Set out each line from the following listing that includes the word "width".

PROVIDED RECORDS
● ● ● ● ● ● ●
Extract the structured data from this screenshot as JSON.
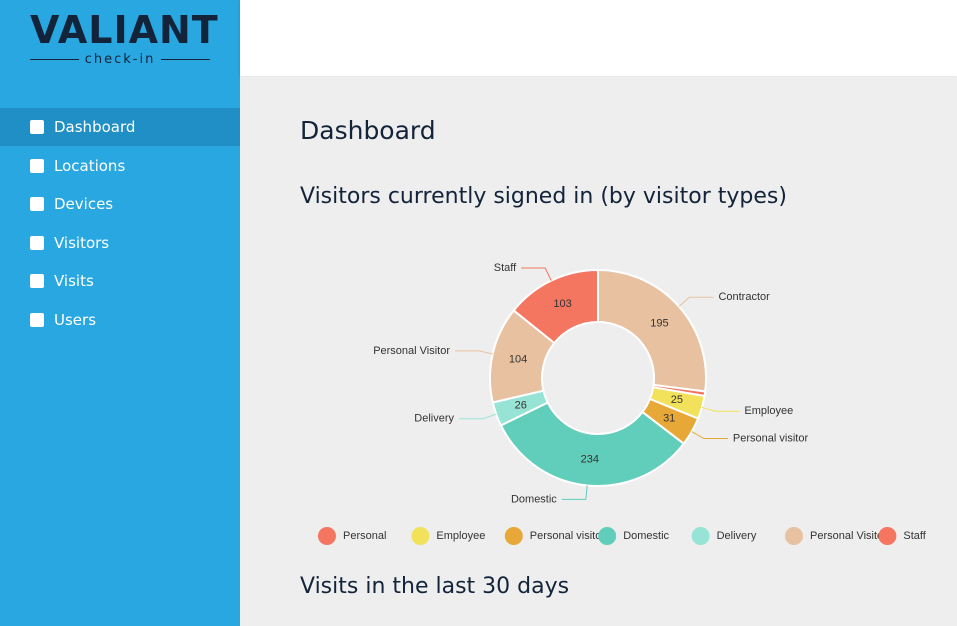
{
  "sidebar": {
    "logo": "VALIANT",
    "logo_subtitle": "check-in",
    "nav": [
      "Dashboard",
      "Locations",
      "Devices",
      "Visitors",
      "Visits",
      "Users"
    ]
  },
  "content": {
    "title": "Dashboard",
    "section1": "Visitors currently signed in (by visitor types)",
    "section2": "Visits in the last 30 days"
  },
  "chart_data": {
    "type": "donut",
    "categories": [
      "Personal",
      "Employee",
      "Personal visitor",
      "Domestic",
      "Delivery",
      "Personal Visitor",
      "Staff",
      "Contractor"
    ],
    "values": [
      5,
      25,
      31,
      234,
      26,
      104,
      103,
      195
    ],
    "colors": [
      "#f47560",
      "#f1e15b",
      "#e8a838",
      "#61cdbb",
      "#97e3d5",
      "#e8c1a0",
      "#f47560",
      "#e8c1a0"
    ]
  }
}
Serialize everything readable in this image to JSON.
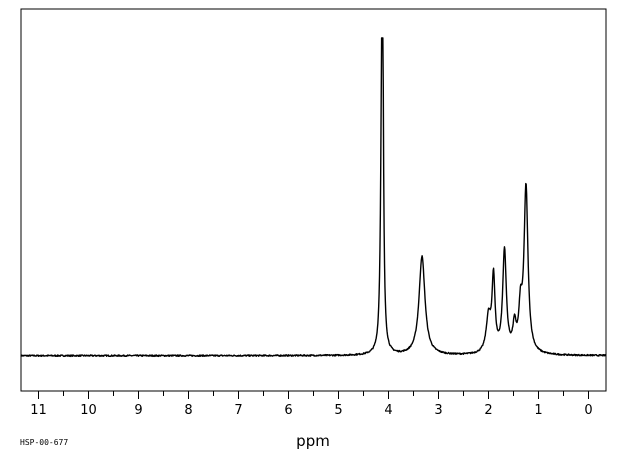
{
  "chart_data": {
    "type": "line",
    "title": "",
    "xlabel": "ppm",
    "ylabel": "",
    "xlim": [
      11.35,
      -0.35
    ],
    "x_reversed": true,
    "ylim": [
      0,
      1
    ],
    "grid": false,
    "legend": "none",
    "x_ticks": [
      11,
      10,
      9,
      8,
      7,
      6,
      5,
      4,
      3,
      2,
      1,
      0
    ],
    "x_tick_labels": [
      "11",
      "10",
      "9",
      "8",
      "7",
      "6",
      "5",
      "4",
      "3",
      "2",
      "1",
      "0"
    ],
    "baseline": 0.1,
    "peaks": [
      {
        "ppm": 4.12,
        "height": 1.0,
        "width": 0.025
      },
      {
        "ppm": 4.14,
        "height": 0.38,
        "width": 0.035
      },
      {
        "ppm": 3.33,
        "height": 0.28,
        "width": 0.09
      },
      {
        "ppm": 2.0,
        "height": 0.1,
        "width": 0.07
      },
      {
        "ppm": 1.9,
        "height": 0.21,
        "width": 0.045
      },
      {
        "ppm": 1.68,
        "height": 0.29,
        "width": 0.055
      },
      {
        "ppm": 1.48,
        "height": 0.07,
        "width": 0.05
      },
      {
        "ppm": 1.36,
        "height": 0.11,
        "width": 0.05
      },
      {
        "ppm": 1.25,
        "height": 0.47,
        "width": 0.06
      }
    ],
    "series": [
      {
        "x": [
          11.35,
          5.0,
          4.5,
          4.2,
          4.12,
          4.05,
          3.7,
          3.33,
          2.9,
          2.3,
          2.0,
          1.9,
          1.78,
          1.68,
          1.55,
          1.4,
          1.25,
          1.1,
          0.8,
          -0.35
        ],
        "y": [
          0.1,
          0.1,
          0.11,
          0.2,
          1.0,
          0.2,
          0.11,
          0.38,
          0.1,
          0.1,
          0.25,
          0.39,
          0.17,
          0.39,
          0.18,
          0.22,
          0.57,
          0.25,
          0.1,
          0.1
        ]
      }
    ]
  },
  "footer": {
    "code": "HSP-00-677"
  },
  "colors": {
    "trace": "#000000",
    "frame": "#000000",
    "background": "#ffffff"
  }
}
● ● ● ● ● ● ●
RESPONSE TO THE EXERCISE
        "width": 0.025
        "width": 0.035
        "width": 0.09
        "width": 0.07
        "width": 0.045
        "width": 0.055
        "width": 0.05
        "width": 0.05
        "width": 0.06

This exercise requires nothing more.